──────── Information supplied ────────

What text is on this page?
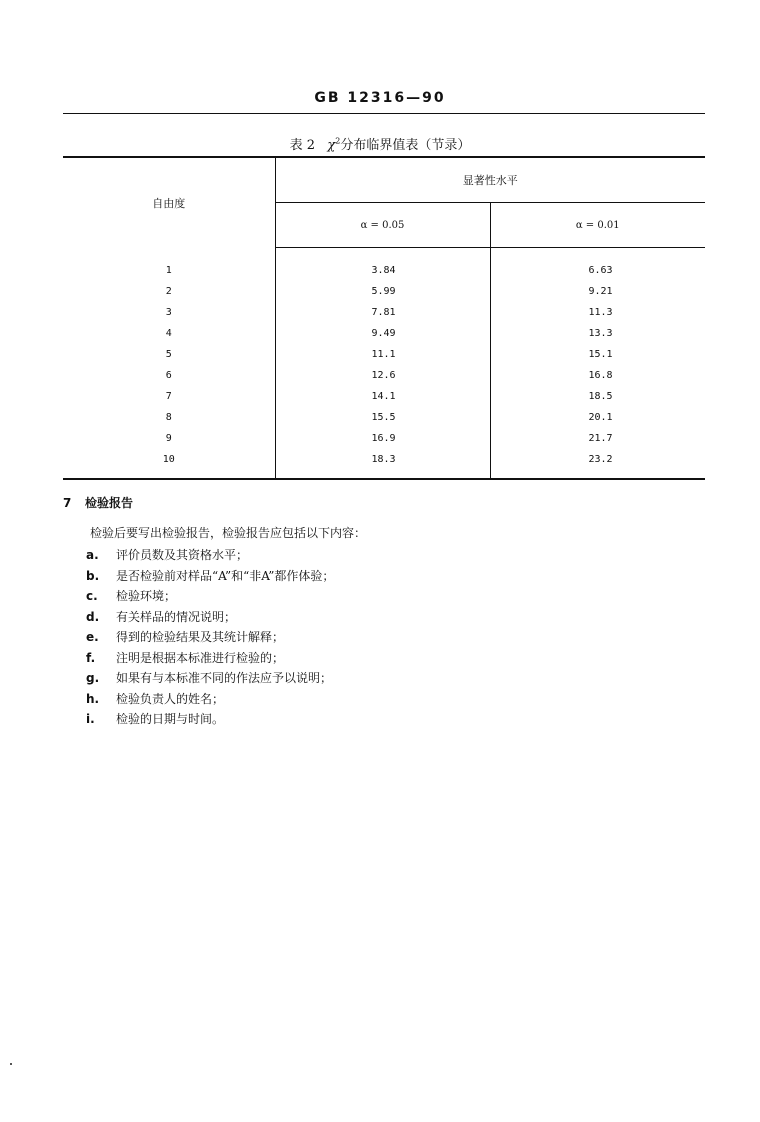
GB 12316—90
表 2 $\chi^2$分布临界值表（节录）
自由度	显著性水平	
	α = 0.05	α = 0.01
1	3.84	6.63
2	5.99	9.21
3	7.81	11.3
4	9.49	13.3
5	11.1	15.1
6	12.6	16.8
7	14.1	18.5
8	15.5	20.1
9	16.9	21.7
10	18.3	23.2
7 检验报告
检验后要写出检验报告，检验报告应包括以下内容：
a. 评价员数及其资格水平；
b. 是否检验前对样品“A”和“非A”都作体验；
c. 检验环境；
d. 有关样品的情况说明；
e. 得到的检验结果及其统计解释；
f. 注明是根据本标准进行检验的；
g. 如果有与本标准不同的作法应予以说明；
h. 检验负责人的姓名；
i. 检验的日期与时间。
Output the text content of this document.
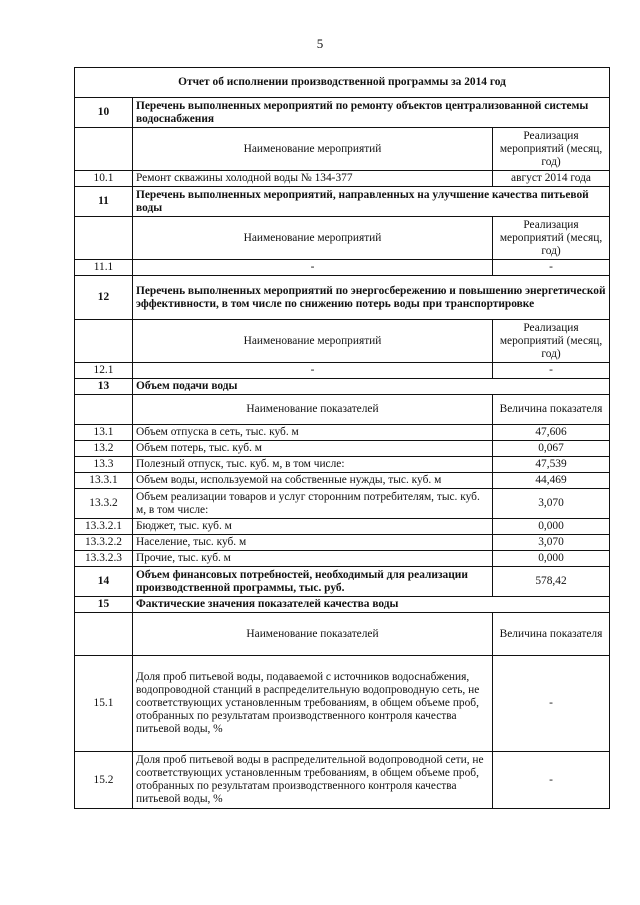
5
Отчет об исполнении производственной программы за 2014 год		
10	Перечень выполненных мероприятий по ремонту объектов централизованной системы водоснабжения	
	Наименование мероприятий	Реализация мероприятий (месяц, год)
10.1	Ремонт скважины холодной воды № 134-377	август 2014 года
11	Перечень выполненных мероприятий, направленных на улучшение качества питьевой воды	
	Наименование мероприятий	Реализация мероприятий (месяц, год)
11.1	-	-
12	Перечень выполненных мероприятий по энергосбережению и повышению энергетической эффективности, в том числе по снижению потерь воды при транспортировке	
	Наименование мероприятий	Реализация мероприятий (месяц, год)
12.1	-	-
13	Объем подачи воды	
	Наименование показателей	Величина показателя
13.1	Объем отпуска в сеть, тыс. куб. м	47,606
13.2	Объем потерь, тыс. куб. м	0,067
13.3	Полезный отпуск, тыс. куб. м, в том числе:	47,539
13.3.1	Объем воды, используемой на собственные нужды, тыс. куб. м	44,469
13.3.2	Объем реализации товаров и услуг сторонним потребителям, тыс. куб. м, в том числе:	3,070
13.3.2.1	Бюджет, тыс. куб. м	0,000
13.3.2.2	Население, тыс. куб. м	3,070
13.3.2.3	Прочие, тыс. куб. м	0,000
14	Объем финансовых потребностей, необходимый для реализации производственной программы, тыс. руб.	578,42
15	Фактические значения показателей качества воды	
	Наименование показателей	Величина показателя
15.1	Доля проб питьевой воды, подаваемой с источников водоснабжения, водопроводной станций в распределительную водопроводную сеть, не соответствующих установленным требованиям, в общем объеме проб, отобранных по результатам производственного контроля качества питьевой воды, %	-
15.2	Доля проб питьевой воды в распределительной водопроводной сети, не соответствующих установленным требованиям, в общем объеме проб, отобранных по результатам производственного контроля качества питьевой воды, %	-
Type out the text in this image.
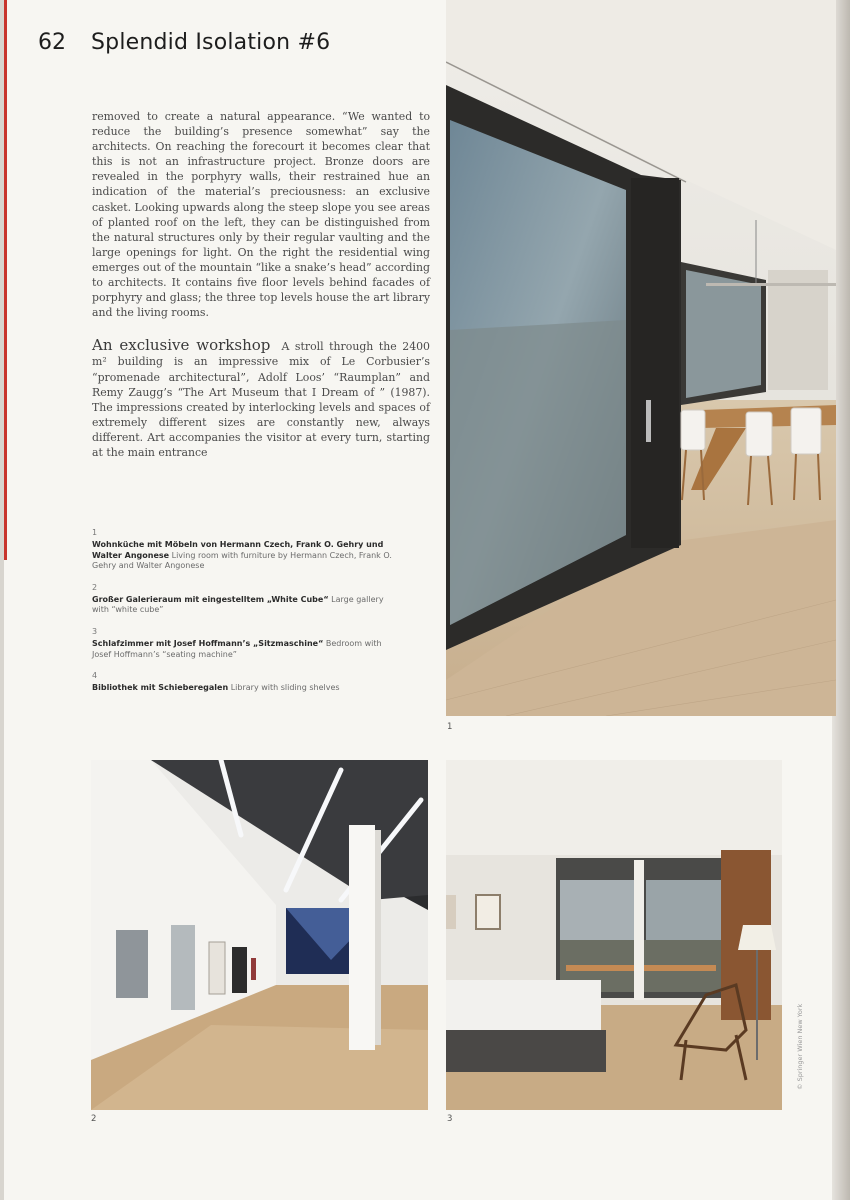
62 Splendid Isolation #6

removed to create a natural appearance. “We wanted to reduce the building’s presence somewhat” say the architects. On reaching the forecourt it becomes clear that this is not an infrastructure project. Bronze doors are revealed in the porphyry walls, their restrained hue an indication of the material’s preciousness: an exclusive casket. Looking upwards along the steep slope you see areas of planted roof on the left, they can be distinguished from the natural structures only by their regular vaulting and the large openings for light. On the right the residential wing emerges out of the mountain “like a snake’s head” according to architects. It contains five floor levels behind facades of porphyry and glass; the three top levels house the art library and the living rooms.

An exclusive workshop A stroll through the 2400 m² building is an impressive mix of Le Corbusier’s “promenade architectural”, Adolf Loos’ “Raumplan” and Remy Zaugg’s “The Art Museum that I Dream of ” (1987). The impressions created by interlocking levels and spaces of extremely different sizes are constantly new, always different. Art accompanies the visitor at every turn, starting at the main entrance

1
Wohnküche mit Möbeln von Hermann Czech, Frank O. Gehry und Walter Angonese Living room with furniture by Hermann Czech, Frank O. Gehry and Walter Angonese
2
Großer Galerieraum mit eingestelltem „White Cube“ Large gallery with “white cube”
3
Schlafzimmer mit Josef Hoffmann’s „Sitzmaschine“ Bedroom with Josef Hoffmann’s “seating machine”
4
Bibliothek mit Schieberegalen Library with sliding shelves
1
2	3
© Springer Wien New York
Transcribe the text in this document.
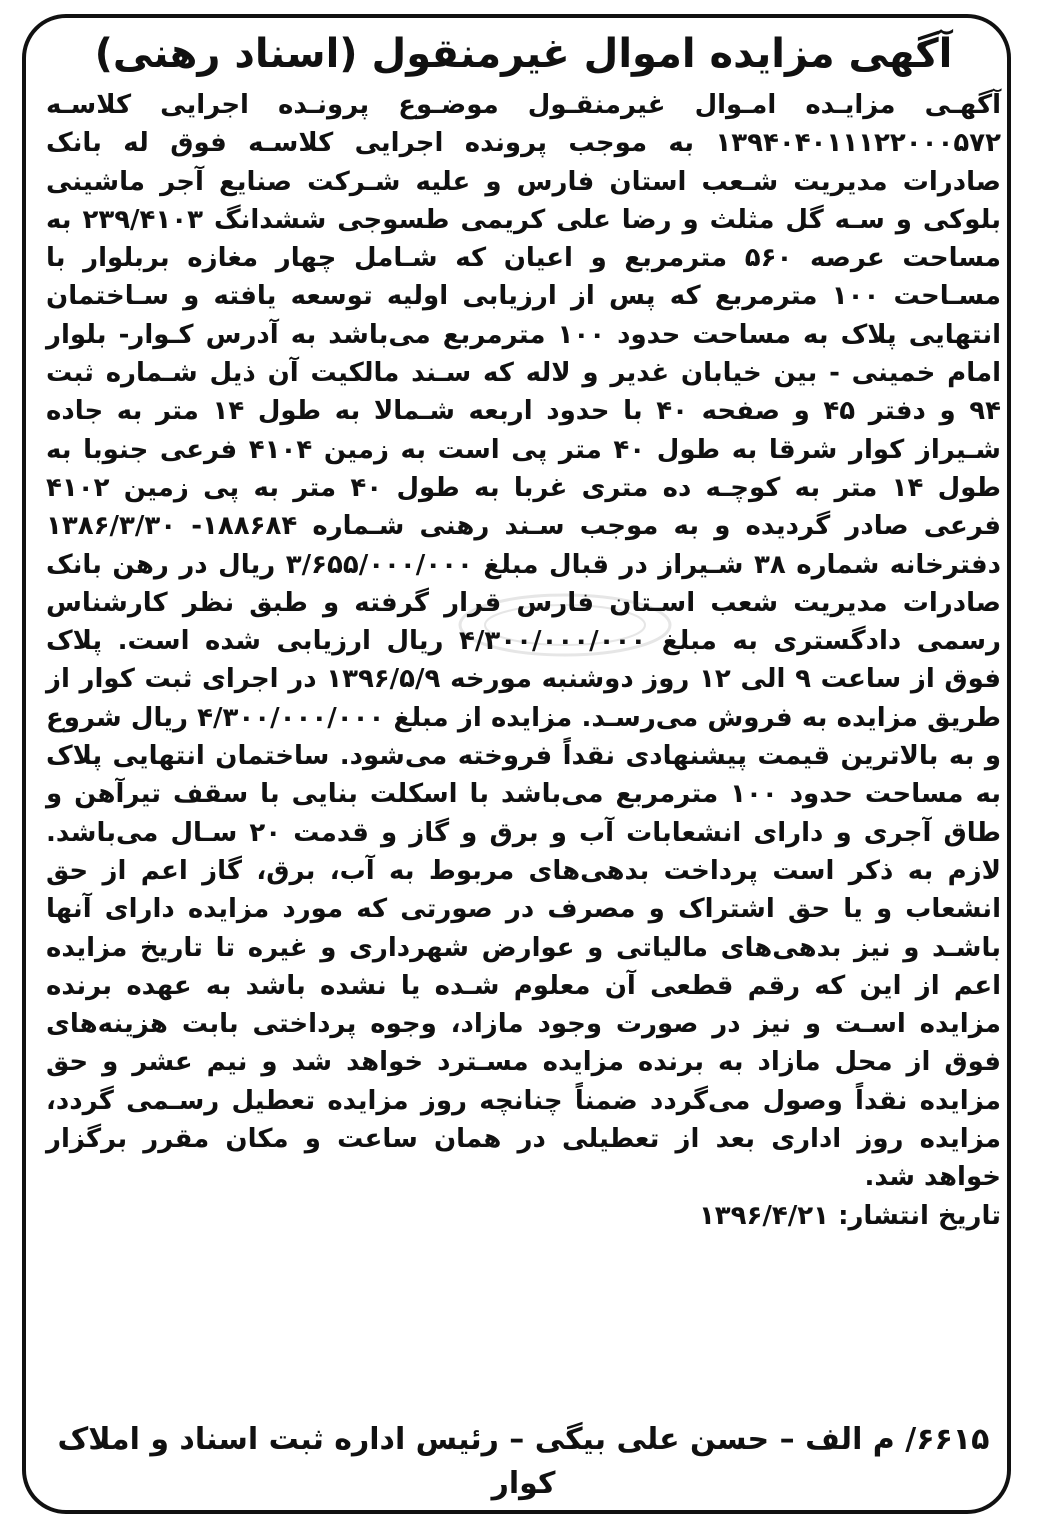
آگهی مزایده اموال غیرمنقول (اسناد رهنی)

آگهـی مزایـده امـوال غیرمنقـول موضـوع پرونـده اجرایی کلاسـه ۱۳۹۴۰۴۰۱۱۱۲۲۰۰۰۵۷۲ به موجب پرونده اجرایی کلاسـه فوق له بانک صادرات مدیریت شـعب استان فارس و علیه شـرکت صنایع آجر ماشینی بلوکی و سـه گل مثلث و رضا علی کریمی طسوجی ششدانگ ۲۳۹/۴۱۰۳ به مساحت عرصه ۵۶۰ مترمربع و اعیان که شـامل چهار مغازه بربلوار با مسـاحت ۱۰۰ مترمربع که پس از ارزیابی اولیه توسعه یافته و سـاختمان انتهایی پلاک به مساحت حدود ۱۰۰ مترمربع می‌باشد به آدرس کـوار- بلوار امام خمینی - بین خیابان غدیر و لاله که سـند مالکیت آن ذیل شـماره ثبت ۹۴ و دفتر ۴۵ و صفحه ۴۰ با حدود اربعه شـمالا به طول ۱۴ متر به جاده شـیراز کوار شرقا به طول ۴۰ متر پی است به زمین ۴۱۰۴ فرعی جنوبا به طول ۱۴ متر به کوچـه ده متری غربا به طول ۴۰ متر به پی زمین ۴۱۰۲ فرعی صادر گردیده و به موجب سـند رهنی شـماره ۱۸۸۶۸۴- ۱۳۸۶/۳/۳۰ دفترخانه شماره ۳۸ شـیراز در قبال مبلغ ۳/۶۵۵/۰۰۰/۰۰۰ ریال در رهن بانک صادرات مدیریت شعب اسـتان فارس قرار گرفته و طبق نظر کارشناس رسمی دادگستری به مبلغ ۴/۳۰۰/۰۰۰/۰۰۰ ریال ارزیابی شده است. پلاک فوق از ساعت ۹ الی ۱۲ روز دوشنبه مورخه ۱۳۹۶/۵/۹ در اجرای ثبت کوار از طریق مزایده به فروش می‌رسـد. مزایده از مبلغ ۴/۳۰۰/۰۰۰/۰۰۰ ریال شروع و به بالاترین قیمت پیشنهادی نقداً فروخته می‌شود. ساختمان انتهایی پلاک به مساحت حدود ۱۰۰ مترمربع می‌باشد با اسکلت بنایی با سقف تیرآهن و طاق آجری و دارای انشعابات آب و برق و گاز و قدمت ۲۰ سـال می‌باشد. لازم به ذکر است پرداخت بدهی‌های مربوط به آب، برق، گاز اعم از حق انشعاب و یا حق اشتراک و مصرف در صورتی که مورد مزایده دارای آنها باشـد و نیز بدهی‌های مالیاتی و عوارض شهرداری و غیره تا تاریخ مزایده اعم از این که رقم قطعی آن معلوم شـده یا نشده باشد به عهده برنده مزایده اسـت و نیز در صورت وجود مازاد، وجوه پرداختی بابت هزینه‌های فوق از محل مازاد به برنده مزایده مسـترد خواهد شد و نیم عشر و حق مزایده نقداً وصول می‌گردد ضمناً چنانچه روز مزایده تعطیل رسـمی گردد، مزایده روز اداری بعد از تعطیلی در همان ساعت و مکان مقرر برگزار خواهد شد.

تاریخ انتشار: ۱۳۹۶/۴/۲۱

۶۶۱۵/ م الف – حسن علی بیگی – رئیس اداره ثبت اسناد و املاک کوار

────────

Using the listing, say how many lines include the word "питьевой", and add nothing else.

3